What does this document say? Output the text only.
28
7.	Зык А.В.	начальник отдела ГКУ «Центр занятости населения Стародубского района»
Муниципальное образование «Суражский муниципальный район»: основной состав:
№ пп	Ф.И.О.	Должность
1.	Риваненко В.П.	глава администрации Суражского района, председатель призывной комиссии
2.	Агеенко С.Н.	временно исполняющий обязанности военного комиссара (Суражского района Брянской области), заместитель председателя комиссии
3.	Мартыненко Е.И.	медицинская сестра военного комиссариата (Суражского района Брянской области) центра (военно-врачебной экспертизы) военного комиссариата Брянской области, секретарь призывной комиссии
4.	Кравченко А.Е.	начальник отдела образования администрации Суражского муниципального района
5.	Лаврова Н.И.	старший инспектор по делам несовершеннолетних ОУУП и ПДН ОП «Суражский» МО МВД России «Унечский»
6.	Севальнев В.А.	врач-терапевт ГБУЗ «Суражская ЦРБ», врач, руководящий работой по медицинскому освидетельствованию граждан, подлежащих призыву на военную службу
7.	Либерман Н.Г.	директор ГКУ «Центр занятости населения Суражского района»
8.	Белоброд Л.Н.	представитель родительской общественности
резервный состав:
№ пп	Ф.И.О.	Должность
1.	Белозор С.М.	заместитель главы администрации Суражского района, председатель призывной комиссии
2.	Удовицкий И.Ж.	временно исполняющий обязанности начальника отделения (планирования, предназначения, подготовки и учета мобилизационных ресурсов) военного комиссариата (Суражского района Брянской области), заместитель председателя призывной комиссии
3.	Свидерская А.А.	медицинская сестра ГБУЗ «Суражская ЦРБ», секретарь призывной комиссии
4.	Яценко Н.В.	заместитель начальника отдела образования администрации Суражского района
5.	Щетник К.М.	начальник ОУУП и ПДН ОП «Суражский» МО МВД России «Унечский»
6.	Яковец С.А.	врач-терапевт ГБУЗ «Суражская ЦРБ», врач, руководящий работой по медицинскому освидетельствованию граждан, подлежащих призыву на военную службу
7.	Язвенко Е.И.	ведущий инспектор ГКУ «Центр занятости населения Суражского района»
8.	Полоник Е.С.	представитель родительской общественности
━━━━━━━━━━
Every entry must be output again, exactly as written above.

Response to the task:
What does this document say? Output the text only.
28
7.	Зык А.В.	начальник отдела ГКУ «Центр занятости населения Стародубского района»
Муниципальное образование «Суражский муниципальный район»: основной состав:
№ пп	Ф.И.О.	Должность
1.	Риваненко В.П.	глава администрации Суражского района, председатель призывной комиссии
2.	Агеенко С.Н.	временно исполняющий обязанности военного комиссара (Суражского района Брянской области), заместитель председателя комиссии
3.	Мартыненко Е.И.	медицинская сестра военного комиссариата (Суражского района Брянской области) центра (военно-врачебной экспертизы) военного комиссариата Брянской области, секретарь призывной комиссии
4.	Кравченко А.Е.	начальник отдела образования администрации Суражского муниципального района
5.	Лаврова Н.И.	старший инспектор по делам несовершеннолетних ОУУП и ПДН ОП «Суражский» МО МВД России «Унечский»
6.	Севальнев В.А.	врач-терапевт ГБУЗ «Суражская ЦРБ», врач, руководящий работой по медицинскому освидетельствованию граждан, подлежащих призыву на военную службу
7.	Либерман Н.Г.	директор ГКУ «Центр занятости населения Суражского района»
8.	Белоброд Л.Н.	представитель родительской общественности
резервный состав:
№ пп	Ф.И.О.	Должность
1.	Белозор С.М.	заместитель главы администрации Суражского района, председатель призывной комиссии
2.	Удовицкий И.Ж.	временно исполняющий обязанности начальника отделения (планирования, предназначения, подготовки и учета мобилизационных ресурсов) военного комиссариата (Суражского района Брянской области), заместитель председателя призывной комиссии
3.	Свидерская А.А.	медицинская сестра ГБУЗ «Суражская ЦРБ», секретарь призывной комиссии
4.	Яценко Н.В.	заместитель начальника отдела образования администрации Суражского района
5.	Щетник К.М.	начальник ОУУП и ПДН ОП «Суражский» МО МВД России «Унечский»
6.	Яковец С.А.	врач-терапевт ГБУЗ «Суражская ЦРБ», врач, руководящий работой по медицинскому освидетельствованию граждан, подлежащих призыву на военную службу
7.	Язвенко Е.И.	ведущий инспектор ГКУ «Центр занятости населения Суражского района»
8.	Полоник Е.С.	представитель родительской общественности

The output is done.